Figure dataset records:
┄┄┄┄┄┄┄┄┄┄

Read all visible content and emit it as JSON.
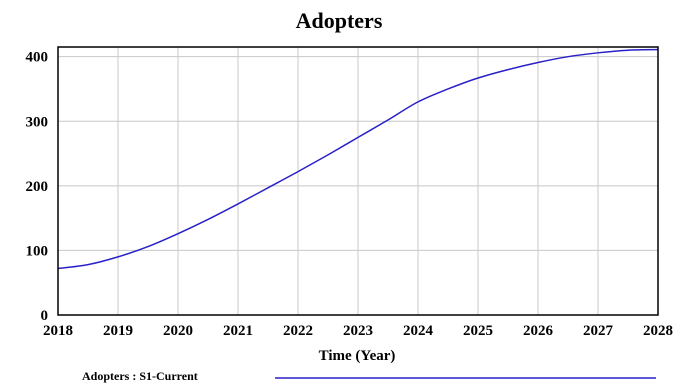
{
  "chart_data": {
    "type": "line",
    "title": "Adopters",
    "xlabel": "Time (Year)",
    "ylabel": "",
    "xlim": [
      2018,
      2028
    ],
    "ylim": [
      0,
      415
    ],
    "x_ticks": [
      "2018",
      "2019",
      "2020",
      "2021",
      "2022",
      "2023",
      "2024",
      "2025",
      "2026",
      "2027",
      "2028"
    ],
    "y_ticks": [
      "0",
      "100",
      "200",
      "300",
      "400"
    ],
    "grid": true,
    "legend_position": "bottom",
    "series": [
      {
        "name": "Adopters : S1-Current",
        "color": "#2a20c8",
        "x": [
          2018,
          2018.5,
          2019,
          2019.5,
          2020,
          2020.5,
          2021,
          2021.5,
          2022,
          2022.5,
          2023,
          2023.5,
          2024,
          2024.5,
          2025,
          2025.5,
          2026,
          2026.5,
          2027,
          2027.5,
          2028
        ],
        "y": [
          72,
          78,
          90,
          106,
          126,
          148,
          172,
          197,
          222,
          248,
          275,
          302,
          330,
          350,
          367,
          380,
          391,
          400,
          406,
          410,
          411
        ]
      }
    ]
  },
  "colors": {
    "grid": "#c8c8c8",
    "frame": "#000000",
    "line": "#2a20c8"
  }
}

┄┄┄┄┄┄┄┄┄┄

#### What the exercise asks:
Except for the pictures, copy every line of the records above exactly.

#### Solution to this problem:
Read all visible content and emit it as JSON.
{
  "chart_data": {
    "type": "line",
    "title": "Adopters",
    "xlabel": "Time (Year)",
    "ylabel": "",
    "xlim": [
      2018,
      2028
    ],
    "ylim": [
      0,
      415
    ],
    "x_ticks": [
      "2018",
      "2019",
      "2020",
      "2021",
      "2022",
      "2023",
      "2024",
      "2025",
      "2026",
      "2027",
      "2028"
    ],
    "y_ticks": [
      "0",
      "100",
      "200",
      "300",
      "400"
    ],
    "grid": true,
    "legend_position": "bottom",
    "series": [
      {
        "name": "Adopters : S1-Current",
        "color": "#2a20c8",
        "x": [
          2018,
          2018.5,
          2019,
          2019.5,
          2020,
          2020.5,
          2021,
          2021.5,
          2022,
          2022.5,
          2023,
          2023.5,
          2024,
          2024.5,
          2025,
          2025.5,
          2026,
          2026.5,
          2027,
          2027.5,
          2028
        ],
        "y": [
          72,
          78,
          90,
          106,
          126,
          148,
          172,
          197,
          222,
          248,
          275,
          302,
          330,
          350,
          367,
          380,
          391,
          400,
          406,
          410,
          411
        ]
      }
    ]
  },
  "colors": {
    "grid": "#c8c8c8",
    "frame": "#000000",
    "line": "#2a20c8"
  }
}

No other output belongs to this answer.